● Task description
Your task is to repeat the lines below exactly, excluding any pictures they contain.

(Saved entries)
________________________________________

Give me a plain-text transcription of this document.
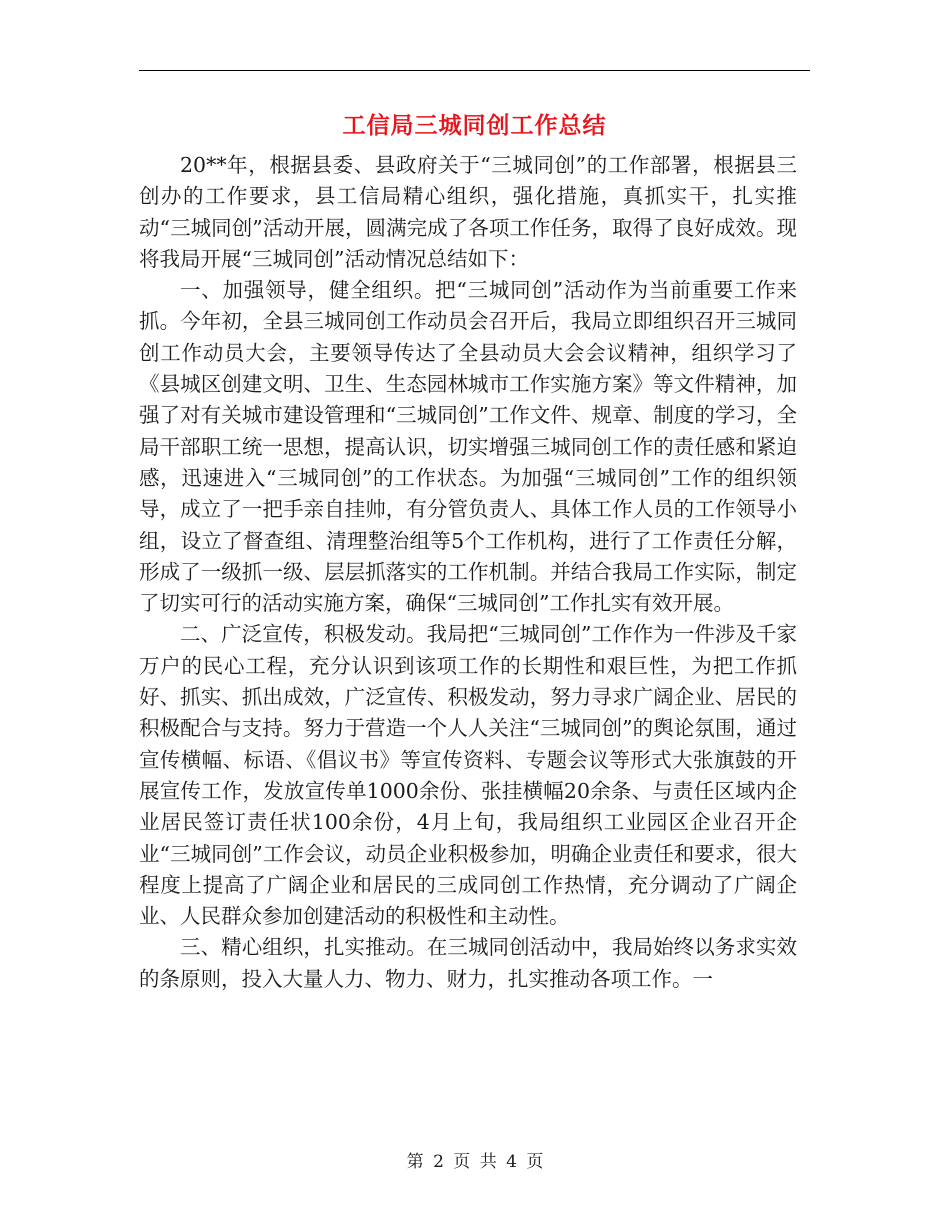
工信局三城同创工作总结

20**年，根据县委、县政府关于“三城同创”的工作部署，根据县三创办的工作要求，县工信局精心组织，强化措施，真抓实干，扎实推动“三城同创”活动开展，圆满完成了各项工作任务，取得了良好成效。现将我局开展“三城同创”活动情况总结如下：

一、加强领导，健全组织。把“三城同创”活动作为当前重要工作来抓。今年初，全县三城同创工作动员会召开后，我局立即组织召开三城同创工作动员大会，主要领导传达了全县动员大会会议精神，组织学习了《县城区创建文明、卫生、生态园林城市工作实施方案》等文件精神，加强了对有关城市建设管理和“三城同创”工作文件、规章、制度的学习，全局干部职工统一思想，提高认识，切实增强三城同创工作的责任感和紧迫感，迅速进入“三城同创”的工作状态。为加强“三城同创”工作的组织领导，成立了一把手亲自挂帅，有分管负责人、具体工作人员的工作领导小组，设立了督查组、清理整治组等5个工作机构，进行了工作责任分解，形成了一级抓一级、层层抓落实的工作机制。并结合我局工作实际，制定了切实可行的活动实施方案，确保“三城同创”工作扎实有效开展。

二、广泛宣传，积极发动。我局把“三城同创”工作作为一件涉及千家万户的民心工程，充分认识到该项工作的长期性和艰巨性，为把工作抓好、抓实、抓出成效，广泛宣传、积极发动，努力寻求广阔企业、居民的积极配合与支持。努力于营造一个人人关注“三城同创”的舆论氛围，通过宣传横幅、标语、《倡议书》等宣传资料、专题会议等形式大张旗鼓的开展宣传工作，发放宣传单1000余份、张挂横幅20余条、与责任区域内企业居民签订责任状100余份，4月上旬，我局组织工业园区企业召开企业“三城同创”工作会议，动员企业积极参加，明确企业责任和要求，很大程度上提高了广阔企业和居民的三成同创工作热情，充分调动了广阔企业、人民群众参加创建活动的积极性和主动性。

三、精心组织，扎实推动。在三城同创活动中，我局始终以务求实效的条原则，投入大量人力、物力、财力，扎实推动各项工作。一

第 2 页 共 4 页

________________________________________

● Response below
Give me a plain-text transcription of this document.
工信局三城同创工作总结

20**年，根据县委、县政府关于“三城同创”的工作部署，根据县三创办的工作要求，县工信局精心组织，强化措施，真抓实干，扎实推动“三城同创”活动开展，圆满完成了各项工作任务，取得了良好成效。现将我局开展“三城同创”活动情况总结如下：

一、加强领导，健全组织。把“三城同创”活动作为当前重要工作来抓。今年初，全县三城同创工作动员会召开后，我局立即组织召开三城同创工作动员大会，主要领导传达了全县动员大会会议精神，组织学习了《县城区创建文明、卫生、生态园林城市工作实施方案》等文件精神，加强了对有关城市建设管理和“三城同创”工作文件、规章、制度的学习，全局干部职工统一思想，提高认识，切实增强三城同创工作的责任感和紧迫感，迅速进入“三城同创”的工作状态。为加强“三城同创”工作的组织领导，成立了一把手亲自挂帅，有分管负责人、具体工作人员的工作领导小组，设立了督查组、清理整治组等5个工作机构，进行了工作责任分解，形成了一级抓一级、层层抓落实的工作机制。并结合我局工作实际，制定了切实可行的活动实施方案，确保“三城同创”工作扎实有效开展。

二、广泛宣传，积极发动。我局把“三城同创”工作作为一件涉及千家万户的民心工程，充分认识到该项工作的长期性和艰巨性，为把工作抓好、抓实、抓出成效，广泛宣传、积极发动，努力寻求广阔企业、居民的积极配合与支持。努力于营造一个人人关注“三城同创”的舆论氛围，通过宣传横幅、标语、《倡议书》等宣传资料、专题会议等形式大张旗鼓的开展宣传工作，发放宣传单1000余份、张挂横幅20余条、与责任区域内企业居民签订责任状100余份，4月上旬，我局组织工业园区企业召开企业“三城同创”工作会议，动员企业积极参加，明确企业责任和要求，很大程度上提高了广阔企业和居民的三成同创工作热情，充分调动了广阔企业、人民群众参加创建活动的积极性和主动性。

三、精心组织，扎实推动。在三城同创活动中，我局始终以务求实效的条原则，投入大量人力、物力、财力，扎实推动各项工作。一

第 2 页 共 4 页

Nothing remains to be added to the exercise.